→ **GOAL OF THE EXERCISE**:
Transcribe every entry word for word, leaving out all images.

(Items from a data source)
-- START --

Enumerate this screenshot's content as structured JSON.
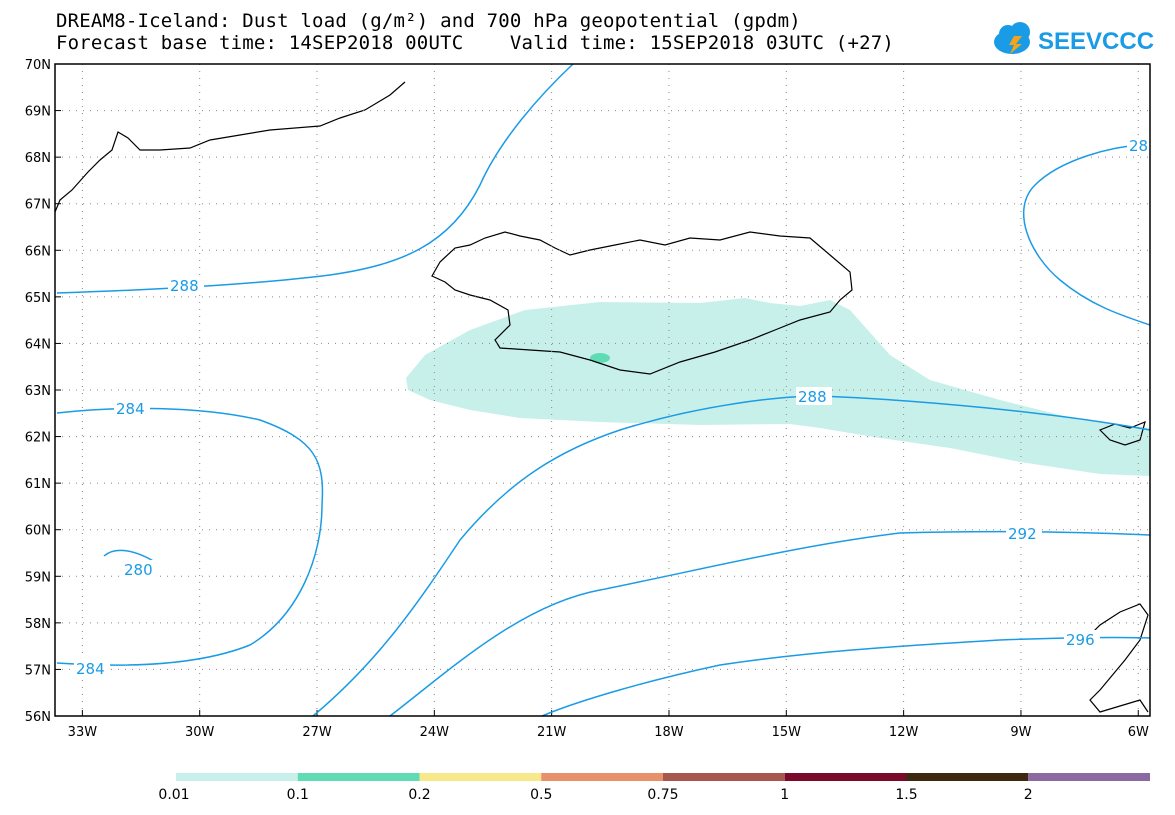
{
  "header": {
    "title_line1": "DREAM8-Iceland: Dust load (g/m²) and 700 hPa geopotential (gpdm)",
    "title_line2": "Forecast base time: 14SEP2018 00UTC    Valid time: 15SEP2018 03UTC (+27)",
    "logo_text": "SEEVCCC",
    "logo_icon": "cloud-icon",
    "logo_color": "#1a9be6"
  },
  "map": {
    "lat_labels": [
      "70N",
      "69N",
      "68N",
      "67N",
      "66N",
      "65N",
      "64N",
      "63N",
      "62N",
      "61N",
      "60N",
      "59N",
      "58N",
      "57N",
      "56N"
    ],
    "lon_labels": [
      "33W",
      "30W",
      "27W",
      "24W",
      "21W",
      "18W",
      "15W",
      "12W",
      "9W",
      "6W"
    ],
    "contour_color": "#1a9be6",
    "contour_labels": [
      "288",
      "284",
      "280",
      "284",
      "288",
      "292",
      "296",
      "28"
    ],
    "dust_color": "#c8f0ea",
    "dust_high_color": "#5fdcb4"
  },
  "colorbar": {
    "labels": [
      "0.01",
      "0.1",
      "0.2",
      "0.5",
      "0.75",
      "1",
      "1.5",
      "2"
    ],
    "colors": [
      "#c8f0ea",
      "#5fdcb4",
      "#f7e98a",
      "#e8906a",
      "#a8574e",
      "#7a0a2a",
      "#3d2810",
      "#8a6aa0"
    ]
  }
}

-- END --

→ **OUTPUT OF THE TASK**:
Enumerate this screenshot's content as structured JSON.
{
  "header": {
    "title_line1": "DREAM8-Iceland: Dust load (g/m²) and 700 hPa geopotential (gpdm)",
    "title_line2": "Forecast base time: 14SEP2018 00UTC    Valid time: 15SEP2018 03UTC (+27)",
    "logo_text": "SEEVCCC",
    "logo_icon": "cloud-icon",
    "logo_color": "#1a9be6"
  },
  "map": {
    "lat_labels": [
      "70N",
      "69N",
      "68N",
      "67N",
      "66N",
      "65N",
      "64N",
      "63N",
      "62N",
      "61N",
      "60N",
      "59N",
      "58N",
      "57N",
      "56N"
    ],
    "lon_labels": [
      "33W",
      "30W",
      "27W",
      "24W",
      "21W",
      "18W",
      "15W",
      "12W",
      "9W",
      "6W"
    ],
    "contour_color": "#1a9be6",
    "contour_labels": [
      "288",
      "284",
      "280",
      "284",
      "288",
      "292",
      "296",
      "28"
    ],
    "dust_color": "#c8f0ea",
    "dust_high_color": "#5fdcb4"
  },
  "colorbar": {
    "labels": [
      "0.01",
      "0.1",
      "0.2",
      "0.5",
      "0.75",
      "1",
      "1.5",
      "2"
    ],
    "colors": [
      "#c8f0ea",
      "#5fdcb4",
      "#f7e98a",
      "#e8906a",
      "#a8574e",
      "#7a0a2a",
      "#3d2810",
      "#8a6aa0"
    ]
  }
}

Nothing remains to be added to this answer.